# Source material:

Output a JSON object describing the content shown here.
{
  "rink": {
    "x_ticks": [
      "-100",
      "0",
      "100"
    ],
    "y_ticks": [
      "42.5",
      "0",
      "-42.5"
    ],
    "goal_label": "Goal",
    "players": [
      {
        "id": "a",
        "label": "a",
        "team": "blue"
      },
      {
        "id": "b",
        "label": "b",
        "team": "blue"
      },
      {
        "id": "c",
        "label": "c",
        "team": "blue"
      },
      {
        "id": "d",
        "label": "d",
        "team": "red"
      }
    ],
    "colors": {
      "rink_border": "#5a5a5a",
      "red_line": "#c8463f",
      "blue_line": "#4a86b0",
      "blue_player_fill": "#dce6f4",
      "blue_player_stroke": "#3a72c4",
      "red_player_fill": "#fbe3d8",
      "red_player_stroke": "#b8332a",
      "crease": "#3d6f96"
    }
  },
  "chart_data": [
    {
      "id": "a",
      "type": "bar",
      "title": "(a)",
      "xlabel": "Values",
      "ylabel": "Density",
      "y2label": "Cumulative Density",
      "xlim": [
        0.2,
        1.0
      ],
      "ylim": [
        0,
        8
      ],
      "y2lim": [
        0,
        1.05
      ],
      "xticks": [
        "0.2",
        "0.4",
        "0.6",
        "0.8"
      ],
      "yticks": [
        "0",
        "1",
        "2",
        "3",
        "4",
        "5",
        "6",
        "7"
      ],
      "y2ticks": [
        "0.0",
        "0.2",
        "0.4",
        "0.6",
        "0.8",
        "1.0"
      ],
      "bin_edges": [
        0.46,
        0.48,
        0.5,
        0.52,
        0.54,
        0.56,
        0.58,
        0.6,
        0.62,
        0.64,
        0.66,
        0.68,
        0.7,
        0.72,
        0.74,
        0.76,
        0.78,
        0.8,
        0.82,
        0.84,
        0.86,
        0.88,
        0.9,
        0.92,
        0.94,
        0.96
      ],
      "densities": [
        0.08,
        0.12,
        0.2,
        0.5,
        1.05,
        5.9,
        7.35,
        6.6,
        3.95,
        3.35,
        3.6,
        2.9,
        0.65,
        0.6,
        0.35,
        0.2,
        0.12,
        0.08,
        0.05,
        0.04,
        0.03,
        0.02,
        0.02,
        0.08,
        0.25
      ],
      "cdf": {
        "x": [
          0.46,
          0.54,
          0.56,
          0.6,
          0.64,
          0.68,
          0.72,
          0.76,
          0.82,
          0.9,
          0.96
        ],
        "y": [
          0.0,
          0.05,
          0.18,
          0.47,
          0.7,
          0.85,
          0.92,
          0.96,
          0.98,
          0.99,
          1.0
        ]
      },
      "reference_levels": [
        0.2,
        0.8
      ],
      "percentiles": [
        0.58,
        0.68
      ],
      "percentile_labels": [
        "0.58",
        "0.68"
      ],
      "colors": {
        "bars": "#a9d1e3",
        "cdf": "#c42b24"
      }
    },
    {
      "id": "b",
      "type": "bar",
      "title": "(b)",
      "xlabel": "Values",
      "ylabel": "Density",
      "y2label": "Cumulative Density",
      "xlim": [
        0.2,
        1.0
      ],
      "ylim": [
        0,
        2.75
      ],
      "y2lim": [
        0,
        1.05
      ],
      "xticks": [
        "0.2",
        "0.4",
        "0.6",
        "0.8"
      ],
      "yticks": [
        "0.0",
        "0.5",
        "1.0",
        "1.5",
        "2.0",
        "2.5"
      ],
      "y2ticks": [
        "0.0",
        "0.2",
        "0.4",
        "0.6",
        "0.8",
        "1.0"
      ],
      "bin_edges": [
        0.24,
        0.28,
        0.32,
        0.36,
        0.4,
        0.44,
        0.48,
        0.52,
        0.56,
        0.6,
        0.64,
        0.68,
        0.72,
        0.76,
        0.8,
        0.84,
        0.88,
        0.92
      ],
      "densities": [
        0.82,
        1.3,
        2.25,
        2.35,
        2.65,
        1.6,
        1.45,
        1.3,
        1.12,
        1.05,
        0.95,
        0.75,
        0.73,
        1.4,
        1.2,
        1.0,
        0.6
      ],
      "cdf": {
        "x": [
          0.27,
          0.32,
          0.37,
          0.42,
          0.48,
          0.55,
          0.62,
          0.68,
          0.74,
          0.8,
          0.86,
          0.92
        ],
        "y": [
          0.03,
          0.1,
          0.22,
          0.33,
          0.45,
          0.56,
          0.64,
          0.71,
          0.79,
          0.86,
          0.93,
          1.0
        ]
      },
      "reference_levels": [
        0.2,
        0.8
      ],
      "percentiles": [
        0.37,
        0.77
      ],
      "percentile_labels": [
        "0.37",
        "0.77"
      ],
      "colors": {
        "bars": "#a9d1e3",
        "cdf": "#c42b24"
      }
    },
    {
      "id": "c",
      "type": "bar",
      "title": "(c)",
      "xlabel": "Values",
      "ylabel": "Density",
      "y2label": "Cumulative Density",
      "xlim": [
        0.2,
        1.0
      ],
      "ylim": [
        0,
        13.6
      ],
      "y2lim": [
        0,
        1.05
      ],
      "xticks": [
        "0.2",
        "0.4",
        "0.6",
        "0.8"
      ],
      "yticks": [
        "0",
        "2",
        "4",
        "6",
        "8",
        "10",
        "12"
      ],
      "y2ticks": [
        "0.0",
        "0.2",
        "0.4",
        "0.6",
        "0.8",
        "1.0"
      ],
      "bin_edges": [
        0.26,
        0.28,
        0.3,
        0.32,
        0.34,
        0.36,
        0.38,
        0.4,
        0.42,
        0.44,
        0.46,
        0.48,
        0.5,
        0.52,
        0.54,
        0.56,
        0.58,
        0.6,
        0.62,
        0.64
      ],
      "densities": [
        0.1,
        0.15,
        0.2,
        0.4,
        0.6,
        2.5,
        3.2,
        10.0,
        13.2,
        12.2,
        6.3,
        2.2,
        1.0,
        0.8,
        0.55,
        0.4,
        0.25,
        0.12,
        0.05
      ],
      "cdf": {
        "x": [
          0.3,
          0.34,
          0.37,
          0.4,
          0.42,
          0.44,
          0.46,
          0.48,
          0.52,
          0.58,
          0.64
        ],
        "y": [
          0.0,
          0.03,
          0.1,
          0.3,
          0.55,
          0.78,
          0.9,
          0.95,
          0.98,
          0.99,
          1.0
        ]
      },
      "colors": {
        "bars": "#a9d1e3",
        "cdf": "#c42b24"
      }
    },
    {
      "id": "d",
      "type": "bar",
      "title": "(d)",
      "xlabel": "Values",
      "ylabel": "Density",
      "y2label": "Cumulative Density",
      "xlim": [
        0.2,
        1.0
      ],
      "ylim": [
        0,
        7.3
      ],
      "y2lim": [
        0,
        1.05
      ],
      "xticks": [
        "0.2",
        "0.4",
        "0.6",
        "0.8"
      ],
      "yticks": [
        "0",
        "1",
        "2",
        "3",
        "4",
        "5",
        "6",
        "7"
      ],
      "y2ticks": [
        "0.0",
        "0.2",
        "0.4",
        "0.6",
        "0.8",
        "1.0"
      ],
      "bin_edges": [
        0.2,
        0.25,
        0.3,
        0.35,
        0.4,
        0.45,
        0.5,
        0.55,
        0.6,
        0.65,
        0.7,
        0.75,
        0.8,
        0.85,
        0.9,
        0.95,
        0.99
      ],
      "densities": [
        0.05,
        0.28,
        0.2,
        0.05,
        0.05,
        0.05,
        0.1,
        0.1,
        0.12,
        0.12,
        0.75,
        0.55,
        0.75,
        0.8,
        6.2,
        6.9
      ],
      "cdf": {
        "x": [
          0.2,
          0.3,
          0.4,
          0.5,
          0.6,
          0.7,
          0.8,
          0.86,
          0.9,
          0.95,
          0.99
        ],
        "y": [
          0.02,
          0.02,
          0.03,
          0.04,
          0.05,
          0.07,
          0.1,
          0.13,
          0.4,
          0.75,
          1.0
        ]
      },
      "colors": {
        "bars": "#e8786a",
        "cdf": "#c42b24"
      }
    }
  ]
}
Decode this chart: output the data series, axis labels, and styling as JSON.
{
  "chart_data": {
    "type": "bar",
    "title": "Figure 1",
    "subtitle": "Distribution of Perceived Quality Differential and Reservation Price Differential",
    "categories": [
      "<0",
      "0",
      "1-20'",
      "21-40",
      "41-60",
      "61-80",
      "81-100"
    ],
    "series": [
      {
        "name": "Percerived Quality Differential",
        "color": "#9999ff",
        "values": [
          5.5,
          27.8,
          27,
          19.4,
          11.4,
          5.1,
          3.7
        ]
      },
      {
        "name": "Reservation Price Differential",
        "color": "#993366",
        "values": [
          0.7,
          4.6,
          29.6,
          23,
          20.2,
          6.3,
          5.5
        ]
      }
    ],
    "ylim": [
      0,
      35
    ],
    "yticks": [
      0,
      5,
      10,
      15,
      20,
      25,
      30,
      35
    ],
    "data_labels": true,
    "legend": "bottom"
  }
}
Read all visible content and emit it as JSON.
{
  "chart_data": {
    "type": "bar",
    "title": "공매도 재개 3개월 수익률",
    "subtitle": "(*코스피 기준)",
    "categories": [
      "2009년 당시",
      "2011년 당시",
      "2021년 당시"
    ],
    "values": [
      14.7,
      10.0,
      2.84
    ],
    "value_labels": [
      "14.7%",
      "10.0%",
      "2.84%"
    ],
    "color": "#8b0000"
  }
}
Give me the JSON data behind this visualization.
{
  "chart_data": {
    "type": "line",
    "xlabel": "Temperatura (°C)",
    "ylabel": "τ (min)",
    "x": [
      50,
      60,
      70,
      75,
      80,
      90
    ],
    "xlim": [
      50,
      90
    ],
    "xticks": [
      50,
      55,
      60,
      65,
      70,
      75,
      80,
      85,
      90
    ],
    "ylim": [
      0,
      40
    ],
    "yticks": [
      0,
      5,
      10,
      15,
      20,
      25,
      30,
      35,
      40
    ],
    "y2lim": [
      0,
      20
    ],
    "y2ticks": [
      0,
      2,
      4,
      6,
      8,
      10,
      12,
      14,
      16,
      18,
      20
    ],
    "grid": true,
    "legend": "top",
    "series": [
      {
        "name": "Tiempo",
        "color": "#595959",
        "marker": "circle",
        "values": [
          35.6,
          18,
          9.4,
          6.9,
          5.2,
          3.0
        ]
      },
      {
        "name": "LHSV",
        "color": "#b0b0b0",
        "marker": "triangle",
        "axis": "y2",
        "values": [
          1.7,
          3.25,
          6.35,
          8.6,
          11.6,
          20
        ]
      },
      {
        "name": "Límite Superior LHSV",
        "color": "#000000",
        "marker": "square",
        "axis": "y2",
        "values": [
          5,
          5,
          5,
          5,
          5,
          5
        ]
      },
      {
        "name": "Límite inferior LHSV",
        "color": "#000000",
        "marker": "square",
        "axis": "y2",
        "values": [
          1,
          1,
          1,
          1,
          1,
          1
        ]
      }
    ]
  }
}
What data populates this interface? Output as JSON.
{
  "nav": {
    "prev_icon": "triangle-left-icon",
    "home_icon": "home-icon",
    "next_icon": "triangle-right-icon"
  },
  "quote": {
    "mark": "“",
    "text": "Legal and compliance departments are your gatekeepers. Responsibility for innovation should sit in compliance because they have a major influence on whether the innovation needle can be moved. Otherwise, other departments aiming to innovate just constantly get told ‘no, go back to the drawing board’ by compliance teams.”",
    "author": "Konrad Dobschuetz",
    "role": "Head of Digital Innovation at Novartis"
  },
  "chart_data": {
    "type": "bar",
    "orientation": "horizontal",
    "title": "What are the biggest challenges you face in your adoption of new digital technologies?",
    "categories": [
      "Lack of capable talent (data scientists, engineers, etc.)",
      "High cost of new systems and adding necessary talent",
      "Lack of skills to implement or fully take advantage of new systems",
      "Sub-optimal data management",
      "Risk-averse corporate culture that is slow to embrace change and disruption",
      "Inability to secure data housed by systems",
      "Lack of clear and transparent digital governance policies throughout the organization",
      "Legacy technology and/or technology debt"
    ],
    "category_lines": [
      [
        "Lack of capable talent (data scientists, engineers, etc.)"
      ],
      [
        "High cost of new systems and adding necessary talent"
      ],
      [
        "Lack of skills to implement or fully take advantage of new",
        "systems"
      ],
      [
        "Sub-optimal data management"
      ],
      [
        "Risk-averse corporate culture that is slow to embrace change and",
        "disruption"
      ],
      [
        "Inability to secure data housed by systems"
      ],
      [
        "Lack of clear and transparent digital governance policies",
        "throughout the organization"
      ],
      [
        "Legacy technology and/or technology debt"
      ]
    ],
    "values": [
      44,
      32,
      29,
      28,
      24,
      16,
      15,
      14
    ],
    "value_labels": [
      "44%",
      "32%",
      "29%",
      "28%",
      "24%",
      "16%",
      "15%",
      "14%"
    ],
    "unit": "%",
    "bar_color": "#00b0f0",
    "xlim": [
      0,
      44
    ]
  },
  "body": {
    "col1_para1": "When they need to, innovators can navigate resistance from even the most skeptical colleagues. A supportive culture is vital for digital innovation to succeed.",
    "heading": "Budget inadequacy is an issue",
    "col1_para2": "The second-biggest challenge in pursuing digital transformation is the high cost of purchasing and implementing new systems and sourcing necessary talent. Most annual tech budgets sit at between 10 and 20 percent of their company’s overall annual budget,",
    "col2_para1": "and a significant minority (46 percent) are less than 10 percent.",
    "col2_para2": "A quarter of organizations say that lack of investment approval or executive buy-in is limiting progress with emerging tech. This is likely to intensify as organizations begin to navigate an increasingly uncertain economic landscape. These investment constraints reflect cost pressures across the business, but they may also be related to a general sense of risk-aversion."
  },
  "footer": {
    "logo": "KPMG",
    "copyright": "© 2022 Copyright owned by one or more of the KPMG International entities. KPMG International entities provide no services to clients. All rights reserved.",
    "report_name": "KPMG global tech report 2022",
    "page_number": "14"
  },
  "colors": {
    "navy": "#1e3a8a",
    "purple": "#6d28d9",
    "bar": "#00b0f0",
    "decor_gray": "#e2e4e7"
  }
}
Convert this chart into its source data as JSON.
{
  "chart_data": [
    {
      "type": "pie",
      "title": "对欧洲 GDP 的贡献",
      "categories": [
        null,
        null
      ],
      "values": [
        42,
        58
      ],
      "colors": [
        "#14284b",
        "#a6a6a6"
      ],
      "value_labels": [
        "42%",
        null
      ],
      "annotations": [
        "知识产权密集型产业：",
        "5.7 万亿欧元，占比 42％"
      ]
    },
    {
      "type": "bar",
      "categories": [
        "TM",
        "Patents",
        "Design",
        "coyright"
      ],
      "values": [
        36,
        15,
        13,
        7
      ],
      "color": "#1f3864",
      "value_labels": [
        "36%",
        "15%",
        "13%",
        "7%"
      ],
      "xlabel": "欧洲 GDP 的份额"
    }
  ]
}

# Given exercise:
Take every line from the data above that holds "clear" and copy it out.

# Written response:
      "Lack of clear and transparent digital governance policies throughout the organization",
        "Lack of clear and transparent digital governance policies",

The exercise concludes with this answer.